Instructions to follow
Report all lines from the entries below in which "заключение" appears.

Entries supplied
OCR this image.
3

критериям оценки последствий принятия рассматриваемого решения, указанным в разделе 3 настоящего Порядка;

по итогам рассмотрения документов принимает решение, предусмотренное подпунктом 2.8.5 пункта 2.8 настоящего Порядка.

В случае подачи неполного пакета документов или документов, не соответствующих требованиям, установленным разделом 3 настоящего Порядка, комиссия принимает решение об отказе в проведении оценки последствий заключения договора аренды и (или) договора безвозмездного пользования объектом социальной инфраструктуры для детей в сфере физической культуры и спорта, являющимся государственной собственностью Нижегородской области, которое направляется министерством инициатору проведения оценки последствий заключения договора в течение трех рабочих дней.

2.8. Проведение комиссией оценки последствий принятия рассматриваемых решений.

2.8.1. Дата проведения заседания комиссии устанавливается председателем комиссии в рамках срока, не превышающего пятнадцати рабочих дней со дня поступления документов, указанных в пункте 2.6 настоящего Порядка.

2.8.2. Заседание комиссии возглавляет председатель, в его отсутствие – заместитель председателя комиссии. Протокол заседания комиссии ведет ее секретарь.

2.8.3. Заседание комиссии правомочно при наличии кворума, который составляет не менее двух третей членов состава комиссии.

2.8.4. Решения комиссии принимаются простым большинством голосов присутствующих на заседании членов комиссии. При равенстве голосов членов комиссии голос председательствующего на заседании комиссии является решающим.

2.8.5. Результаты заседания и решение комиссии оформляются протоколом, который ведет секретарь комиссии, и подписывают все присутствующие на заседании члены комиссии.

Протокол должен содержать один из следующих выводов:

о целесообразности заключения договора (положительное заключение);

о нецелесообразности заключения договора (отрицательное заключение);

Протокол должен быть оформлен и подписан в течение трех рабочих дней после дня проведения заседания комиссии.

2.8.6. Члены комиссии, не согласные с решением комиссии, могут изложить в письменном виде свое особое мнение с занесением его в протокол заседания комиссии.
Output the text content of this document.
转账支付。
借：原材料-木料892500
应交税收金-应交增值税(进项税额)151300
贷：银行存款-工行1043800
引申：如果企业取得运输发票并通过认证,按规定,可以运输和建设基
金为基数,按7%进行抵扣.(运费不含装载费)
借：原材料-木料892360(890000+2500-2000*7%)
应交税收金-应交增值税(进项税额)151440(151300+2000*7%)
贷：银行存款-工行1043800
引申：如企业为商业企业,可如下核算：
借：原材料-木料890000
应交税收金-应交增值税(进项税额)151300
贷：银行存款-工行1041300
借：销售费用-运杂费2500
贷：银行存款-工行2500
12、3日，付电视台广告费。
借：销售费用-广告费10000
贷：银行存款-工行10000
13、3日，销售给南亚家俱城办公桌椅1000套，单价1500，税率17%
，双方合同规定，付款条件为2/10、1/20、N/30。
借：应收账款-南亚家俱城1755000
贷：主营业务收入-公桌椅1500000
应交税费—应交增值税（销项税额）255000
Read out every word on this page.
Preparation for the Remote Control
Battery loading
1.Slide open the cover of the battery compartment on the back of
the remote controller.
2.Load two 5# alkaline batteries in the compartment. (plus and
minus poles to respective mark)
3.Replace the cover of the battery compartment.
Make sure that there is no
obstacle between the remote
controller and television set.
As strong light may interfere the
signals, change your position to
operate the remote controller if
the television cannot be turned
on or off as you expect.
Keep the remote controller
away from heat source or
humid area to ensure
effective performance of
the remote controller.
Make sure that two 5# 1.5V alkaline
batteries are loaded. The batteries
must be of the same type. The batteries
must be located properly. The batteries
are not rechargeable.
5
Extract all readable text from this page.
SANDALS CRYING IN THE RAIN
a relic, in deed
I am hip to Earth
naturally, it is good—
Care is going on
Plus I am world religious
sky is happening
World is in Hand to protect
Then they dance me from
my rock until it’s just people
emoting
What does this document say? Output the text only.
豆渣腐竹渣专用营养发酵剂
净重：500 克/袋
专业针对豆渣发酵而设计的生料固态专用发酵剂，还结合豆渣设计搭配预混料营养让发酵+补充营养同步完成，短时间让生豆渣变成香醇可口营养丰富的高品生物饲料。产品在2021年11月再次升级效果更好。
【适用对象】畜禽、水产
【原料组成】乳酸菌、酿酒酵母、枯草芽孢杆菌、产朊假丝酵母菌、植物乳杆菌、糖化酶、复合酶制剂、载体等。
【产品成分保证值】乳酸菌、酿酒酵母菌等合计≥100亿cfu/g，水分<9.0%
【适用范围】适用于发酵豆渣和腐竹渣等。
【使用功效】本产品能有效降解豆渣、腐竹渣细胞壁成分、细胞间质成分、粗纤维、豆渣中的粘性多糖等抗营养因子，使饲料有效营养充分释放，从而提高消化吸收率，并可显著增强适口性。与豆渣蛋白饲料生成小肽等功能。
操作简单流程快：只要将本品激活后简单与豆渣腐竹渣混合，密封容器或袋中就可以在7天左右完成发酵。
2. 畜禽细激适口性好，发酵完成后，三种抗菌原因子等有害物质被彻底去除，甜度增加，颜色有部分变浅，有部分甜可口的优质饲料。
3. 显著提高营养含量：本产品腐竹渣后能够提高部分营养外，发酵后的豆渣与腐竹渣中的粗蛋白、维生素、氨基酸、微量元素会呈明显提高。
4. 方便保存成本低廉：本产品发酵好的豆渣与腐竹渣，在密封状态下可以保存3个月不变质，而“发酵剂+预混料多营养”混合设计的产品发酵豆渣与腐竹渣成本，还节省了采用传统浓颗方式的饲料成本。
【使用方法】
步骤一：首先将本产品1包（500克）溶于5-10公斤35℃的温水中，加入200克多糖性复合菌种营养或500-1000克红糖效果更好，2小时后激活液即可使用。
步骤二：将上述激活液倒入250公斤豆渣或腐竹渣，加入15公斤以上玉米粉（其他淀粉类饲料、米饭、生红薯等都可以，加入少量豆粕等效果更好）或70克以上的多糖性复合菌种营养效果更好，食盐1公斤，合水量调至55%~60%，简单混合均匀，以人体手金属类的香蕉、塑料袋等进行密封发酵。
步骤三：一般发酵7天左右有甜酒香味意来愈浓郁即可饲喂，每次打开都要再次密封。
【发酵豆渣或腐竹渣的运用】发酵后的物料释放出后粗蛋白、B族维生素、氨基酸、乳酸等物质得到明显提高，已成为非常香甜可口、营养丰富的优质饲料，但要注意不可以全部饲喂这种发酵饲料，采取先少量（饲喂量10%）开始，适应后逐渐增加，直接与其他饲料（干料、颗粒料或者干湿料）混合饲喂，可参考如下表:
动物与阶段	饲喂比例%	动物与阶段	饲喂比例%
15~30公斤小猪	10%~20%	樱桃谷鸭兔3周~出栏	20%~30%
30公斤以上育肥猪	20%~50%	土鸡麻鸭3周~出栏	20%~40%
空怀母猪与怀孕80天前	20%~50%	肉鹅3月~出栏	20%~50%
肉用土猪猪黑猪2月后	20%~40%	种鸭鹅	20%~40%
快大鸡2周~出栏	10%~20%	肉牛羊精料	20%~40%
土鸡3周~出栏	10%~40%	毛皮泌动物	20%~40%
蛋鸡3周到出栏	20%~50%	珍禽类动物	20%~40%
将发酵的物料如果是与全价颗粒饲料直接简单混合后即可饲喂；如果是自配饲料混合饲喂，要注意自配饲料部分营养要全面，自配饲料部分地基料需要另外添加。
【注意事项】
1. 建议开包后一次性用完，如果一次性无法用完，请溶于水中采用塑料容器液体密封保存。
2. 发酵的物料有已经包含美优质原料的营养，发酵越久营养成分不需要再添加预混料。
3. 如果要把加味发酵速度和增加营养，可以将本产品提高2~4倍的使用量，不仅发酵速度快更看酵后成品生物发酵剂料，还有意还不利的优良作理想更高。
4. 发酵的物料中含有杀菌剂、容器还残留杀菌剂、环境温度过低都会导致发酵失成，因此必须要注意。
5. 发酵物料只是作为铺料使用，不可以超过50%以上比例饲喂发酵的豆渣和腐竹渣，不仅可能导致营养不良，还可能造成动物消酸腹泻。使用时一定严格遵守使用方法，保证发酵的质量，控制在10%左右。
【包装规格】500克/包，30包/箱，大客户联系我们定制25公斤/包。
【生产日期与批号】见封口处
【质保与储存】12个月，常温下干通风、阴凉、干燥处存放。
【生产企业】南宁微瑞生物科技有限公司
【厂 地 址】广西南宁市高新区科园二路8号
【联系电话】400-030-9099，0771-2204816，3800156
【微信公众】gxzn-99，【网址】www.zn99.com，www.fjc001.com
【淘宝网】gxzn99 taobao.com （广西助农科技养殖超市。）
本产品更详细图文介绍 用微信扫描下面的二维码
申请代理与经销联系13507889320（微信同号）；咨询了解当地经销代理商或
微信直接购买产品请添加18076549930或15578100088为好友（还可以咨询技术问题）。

The response
о целесообразности заключения договора (положительное заключение);
о нецелесообразности заключения договора (отрицательное заключение);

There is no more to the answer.